Figure record listings:
****************

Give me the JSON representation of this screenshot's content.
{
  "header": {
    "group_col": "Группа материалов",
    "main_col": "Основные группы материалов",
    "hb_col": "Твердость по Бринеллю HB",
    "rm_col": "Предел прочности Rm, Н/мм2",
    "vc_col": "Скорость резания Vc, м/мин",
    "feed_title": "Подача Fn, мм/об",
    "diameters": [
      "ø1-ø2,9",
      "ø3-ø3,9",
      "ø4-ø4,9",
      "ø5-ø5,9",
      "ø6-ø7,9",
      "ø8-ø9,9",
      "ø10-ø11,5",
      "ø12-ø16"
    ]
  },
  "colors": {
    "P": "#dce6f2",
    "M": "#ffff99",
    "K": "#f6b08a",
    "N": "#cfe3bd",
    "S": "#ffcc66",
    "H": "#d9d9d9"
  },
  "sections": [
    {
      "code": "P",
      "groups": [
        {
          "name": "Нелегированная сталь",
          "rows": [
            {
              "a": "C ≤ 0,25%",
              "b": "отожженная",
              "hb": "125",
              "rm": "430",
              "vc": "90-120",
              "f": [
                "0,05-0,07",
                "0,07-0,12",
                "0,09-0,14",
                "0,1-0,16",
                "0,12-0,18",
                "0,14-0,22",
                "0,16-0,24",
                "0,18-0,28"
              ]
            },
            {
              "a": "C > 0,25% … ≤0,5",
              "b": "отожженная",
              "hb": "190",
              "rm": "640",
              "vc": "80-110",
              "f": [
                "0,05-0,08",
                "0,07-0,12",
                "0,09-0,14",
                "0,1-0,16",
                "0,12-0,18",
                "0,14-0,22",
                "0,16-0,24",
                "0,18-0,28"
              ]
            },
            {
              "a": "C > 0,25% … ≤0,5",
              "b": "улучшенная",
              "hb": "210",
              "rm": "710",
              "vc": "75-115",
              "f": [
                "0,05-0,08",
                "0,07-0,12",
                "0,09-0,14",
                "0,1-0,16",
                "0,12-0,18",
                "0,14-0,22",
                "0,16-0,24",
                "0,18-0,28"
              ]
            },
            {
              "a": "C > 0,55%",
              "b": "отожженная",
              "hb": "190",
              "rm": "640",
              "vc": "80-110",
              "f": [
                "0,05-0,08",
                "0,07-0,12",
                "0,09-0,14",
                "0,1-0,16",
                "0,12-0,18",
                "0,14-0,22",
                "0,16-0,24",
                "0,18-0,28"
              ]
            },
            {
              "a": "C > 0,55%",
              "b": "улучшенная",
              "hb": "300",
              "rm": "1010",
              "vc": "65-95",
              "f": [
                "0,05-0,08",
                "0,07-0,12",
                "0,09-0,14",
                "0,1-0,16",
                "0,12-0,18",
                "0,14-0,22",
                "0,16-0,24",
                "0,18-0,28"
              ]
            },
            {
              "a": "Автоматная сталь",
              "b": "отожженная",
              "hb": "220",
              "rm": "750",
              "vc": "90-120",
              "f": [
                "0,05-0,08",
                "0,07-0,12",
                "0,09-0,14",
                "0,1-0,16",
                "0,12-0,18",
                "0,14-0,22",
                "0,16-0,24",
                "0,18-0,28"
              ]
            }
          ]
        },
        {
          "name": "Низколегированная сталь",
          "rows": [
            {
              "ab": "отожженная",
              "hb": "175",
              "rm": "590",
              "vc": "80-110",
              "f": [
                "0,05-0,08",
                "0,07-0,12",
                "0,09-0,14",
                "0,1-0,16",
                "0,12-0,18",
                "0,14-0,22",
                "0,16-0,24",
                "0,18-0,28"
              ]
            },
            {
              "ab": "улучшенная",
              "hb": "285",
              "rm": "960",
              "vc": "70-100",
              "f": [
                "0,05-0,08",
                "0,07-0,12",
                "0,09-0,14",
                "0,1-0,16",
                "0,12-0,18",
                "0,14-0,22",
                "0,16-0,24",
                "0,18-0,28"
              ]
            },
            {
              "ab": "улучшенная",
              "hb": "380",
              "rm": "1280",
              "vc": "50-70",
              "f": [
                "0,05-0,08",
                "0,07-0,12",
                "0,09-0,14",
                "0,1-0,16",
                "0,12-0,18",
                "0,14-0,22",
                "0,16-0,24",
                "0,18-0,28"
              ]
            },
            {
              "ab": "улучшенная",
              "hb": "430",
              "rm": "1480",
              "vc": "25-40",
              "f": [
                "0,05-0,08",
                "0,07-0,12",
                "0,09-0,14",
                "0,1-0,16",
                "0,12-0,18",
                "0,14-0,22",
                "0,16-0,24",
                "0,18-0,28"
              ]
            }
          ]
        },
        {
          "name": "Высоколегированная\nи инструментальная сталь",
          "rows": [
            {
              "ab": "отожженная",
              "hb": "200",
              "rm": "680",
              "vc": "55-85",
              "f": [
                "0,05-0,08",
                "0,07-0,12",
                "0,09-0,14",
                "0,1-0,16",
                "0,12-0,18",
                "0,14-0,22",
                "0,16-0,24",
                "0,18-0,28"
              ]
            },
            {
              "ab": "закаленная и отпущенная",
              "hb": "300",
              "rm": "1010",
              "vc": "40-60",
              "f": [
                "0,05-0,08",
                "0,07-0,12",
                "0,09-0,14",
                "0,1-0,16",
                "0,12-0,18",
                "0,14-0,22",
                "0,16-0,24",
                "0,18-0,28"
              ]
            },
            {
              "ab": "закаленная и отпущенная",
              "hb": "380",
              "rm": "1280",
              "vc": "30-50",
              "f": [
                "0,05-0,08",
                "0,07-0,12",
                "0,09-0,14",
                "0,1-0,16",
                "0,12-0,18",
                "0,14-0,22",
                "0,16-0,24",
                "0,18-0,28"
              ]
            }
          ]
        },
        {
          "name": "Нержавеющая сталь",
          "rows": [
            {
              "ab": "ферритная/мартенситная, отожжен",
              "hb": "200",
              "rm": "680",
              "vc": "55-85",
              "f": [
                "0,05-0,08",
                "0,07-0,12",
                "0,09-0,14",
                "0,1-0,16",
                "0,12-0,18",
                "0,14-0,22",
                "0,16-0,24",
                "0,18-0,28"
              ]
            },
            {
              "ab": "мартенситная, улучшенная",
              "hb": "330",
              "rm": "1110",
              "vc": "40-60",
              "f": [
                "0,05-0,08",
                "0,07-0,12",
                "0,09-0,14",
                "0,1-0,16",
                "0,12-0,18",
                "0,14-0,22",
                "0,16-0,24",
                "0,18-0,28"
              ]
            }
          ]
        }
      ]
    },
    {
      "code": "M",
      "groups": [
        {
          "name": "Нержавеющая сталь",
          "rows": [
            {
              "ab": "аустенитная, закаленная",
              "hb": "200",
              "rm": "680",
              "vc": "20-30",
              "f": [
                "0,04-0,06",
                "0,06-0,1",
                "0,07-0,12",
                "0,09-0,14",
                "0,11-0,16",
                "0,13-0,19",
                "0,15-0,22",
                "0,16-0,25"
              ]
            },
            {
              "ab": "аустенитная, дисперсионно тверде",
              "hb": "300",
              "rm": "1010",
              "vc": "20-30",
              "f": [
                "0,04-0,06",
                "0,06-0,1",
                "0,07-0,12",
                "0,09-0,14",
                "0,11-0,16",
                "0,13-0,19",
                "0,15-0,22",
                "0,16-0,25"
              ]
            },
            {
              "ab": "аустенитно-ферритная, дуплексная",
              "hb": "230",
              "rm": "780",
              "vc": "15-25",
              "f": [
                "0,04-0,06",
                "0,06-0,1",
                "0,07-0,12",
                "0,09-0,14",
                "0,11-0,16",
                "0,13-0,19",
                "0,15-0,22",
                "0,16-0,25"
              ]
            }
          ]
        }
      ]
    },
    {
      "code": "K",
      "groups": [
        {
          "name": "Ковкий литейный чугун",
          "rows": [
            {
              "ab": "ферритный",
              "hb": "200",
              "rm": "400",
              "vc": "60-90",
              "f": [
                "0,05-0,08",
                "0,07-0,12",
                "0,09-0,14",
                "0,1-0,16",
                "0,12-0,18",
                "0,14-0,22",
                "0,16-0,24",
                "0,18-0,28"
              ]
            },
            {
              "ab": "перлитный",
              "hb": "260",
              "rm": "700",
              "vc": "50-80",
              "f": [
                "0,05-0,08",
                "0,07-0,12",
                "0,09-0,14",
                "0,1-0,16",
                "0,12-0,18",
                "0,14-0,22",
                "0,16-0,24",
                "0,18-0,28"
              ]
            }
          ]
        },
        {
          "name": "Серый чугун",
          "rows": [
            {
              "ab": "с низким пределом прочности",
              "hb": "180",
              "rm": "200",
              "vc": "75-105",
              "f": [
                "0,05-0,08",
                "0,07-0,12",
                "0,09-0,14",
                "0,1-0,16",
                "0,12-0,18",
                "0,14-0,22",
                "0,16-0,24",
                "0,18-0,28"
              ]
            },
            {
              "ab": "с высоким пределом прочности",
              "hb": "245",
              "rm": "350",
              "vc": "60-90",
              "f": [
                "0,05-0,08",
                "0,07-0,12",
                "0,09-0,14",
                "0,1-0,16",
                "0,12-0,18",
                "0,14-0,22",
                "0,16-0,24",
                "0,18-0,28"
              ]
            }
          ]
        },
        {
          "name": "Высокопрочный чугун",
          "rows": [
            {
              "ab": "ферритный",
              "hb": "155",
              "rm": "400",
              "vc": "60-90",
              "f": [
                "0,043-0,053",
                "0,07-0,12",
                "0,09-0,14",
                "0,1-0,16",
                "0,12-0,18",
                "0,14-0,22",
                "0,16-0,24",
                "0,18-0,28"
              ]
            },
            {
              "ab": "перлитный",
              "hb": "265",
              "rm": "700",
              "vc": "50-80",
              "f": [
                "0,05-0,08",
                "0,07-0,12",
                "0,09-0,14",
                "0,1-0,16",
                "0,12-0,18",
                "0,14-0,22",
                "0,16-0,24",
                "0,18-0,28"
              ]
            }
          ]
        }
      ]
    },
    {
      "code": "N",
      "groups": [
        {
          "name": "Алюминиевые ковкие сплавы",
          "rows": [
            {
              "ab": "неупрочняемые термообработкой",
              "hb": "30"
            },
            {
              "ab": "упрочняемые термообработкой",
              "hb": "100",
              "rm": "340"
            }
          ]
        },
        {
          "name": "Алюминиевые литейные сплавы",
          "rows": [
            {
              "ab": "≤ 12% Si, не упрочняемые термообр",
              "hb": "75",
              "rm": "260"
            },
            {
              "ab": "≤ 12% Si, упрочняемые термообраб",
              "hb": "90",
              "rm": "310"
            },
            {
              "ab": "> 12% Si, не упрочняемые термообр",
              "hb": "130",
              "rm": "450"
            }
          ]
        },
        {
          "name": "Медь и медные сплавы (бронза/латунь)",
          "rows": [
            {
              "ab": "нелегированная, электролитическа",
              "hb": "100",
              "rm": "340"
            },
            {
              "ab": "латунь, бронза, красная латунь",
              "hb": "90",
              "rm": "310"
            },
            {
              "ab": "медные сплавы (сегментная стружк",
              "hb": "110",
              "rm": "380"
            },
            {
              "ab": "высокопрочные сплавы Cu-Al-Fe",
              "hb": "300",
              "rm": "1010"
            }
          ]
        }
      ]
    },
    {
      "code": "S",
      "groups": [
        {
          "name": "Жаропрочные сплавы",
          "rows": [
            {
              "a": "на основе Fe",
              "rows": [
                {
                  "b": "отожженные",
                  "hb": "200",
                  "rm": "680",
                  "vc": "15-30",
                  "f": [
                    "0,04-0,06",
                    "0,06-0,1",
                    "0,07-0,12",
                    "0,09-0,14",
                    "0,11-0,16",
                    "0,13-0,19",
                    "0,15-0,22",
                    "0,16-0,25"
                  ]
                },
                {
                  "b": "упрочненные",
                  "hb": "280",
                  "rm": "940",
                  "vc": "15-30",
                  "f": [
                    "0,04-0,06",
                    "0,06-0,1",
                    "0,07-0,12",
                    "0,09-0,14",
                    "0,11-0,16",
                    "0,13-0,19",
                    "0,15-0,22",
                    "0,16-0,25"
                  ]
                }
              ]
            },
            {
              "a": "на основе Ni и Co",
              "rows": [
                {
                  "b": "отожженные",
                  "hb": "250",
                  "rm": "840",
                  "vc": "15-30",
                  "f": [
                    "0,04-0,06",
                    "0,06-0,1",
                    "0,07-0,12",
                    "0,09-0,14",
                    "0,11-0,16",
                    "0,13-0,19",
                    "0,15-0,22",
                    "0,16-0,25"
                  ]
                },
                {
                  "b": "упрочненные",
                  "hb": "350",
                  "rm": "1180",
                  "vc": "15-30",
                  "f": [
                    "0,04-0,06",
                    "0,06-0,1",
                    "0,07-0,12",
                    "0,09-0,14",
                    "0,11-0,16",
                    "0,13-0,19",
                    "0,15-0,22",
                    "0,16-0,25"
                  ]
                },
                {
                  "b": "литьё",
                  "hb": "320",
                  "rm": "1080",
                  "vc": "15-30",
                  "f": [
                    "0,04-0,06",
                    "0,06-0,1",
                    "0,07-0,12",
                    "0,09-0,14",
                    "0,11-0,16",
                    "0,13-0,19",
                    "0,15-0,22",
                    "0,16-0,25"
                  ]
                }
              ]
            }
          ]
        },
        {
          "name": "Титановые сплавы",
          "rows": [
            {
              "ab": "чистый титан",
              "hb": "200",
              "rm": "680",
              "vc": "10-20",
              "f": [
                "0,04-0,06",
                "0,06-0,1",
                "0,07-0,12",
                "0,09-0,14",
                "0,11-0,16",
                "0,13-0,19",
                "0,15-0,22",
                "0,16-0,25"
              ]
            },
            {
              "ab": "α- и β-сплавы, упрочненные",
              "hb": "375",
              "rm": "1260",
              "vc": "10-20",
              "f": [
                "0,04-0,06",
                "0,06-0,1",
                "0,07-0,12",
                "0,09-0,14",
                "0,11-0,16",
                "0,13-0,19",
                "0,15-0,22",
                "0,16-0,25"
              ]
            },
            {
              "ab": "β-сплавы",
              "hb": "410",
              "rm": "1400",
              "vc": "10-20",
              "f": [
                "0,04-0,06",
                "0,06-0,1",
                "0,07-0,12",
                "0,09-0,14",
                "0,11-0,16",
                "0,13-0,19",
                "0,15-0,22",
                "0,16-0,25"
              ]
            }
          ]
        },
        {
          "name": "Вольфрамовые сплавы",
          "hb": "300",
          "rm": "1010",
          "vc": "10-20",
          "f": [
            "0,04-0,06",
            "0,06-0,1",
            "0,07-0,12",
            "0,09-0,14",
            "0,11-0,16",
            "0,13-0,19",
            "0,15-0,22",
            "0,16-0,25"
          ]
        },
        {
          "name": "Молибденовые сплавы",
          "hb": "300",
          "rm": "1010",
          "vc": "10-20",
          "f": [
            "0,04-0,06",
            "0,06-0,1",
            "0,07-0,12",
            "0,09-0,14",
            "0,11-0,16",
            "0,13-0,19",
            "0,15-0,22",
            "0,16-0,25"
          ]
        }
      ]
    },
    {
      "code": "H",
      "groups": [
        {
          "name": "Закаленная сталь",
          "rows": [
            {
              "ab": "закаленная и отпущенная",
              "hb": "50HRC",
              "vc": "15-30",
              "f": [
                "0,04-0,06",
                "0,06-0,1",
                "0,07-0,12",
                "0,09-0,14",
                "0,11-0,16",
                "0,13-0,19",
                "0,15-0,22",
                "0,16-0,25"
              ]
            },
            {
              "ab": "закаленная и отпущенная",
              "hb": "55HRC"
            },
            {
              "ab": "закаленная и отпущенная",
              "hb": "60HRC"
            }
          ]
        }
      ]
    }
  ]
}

****************

Given exercise: What is the number of lines holding the word "латунь"? State it alone.

Solution to the exercise: 2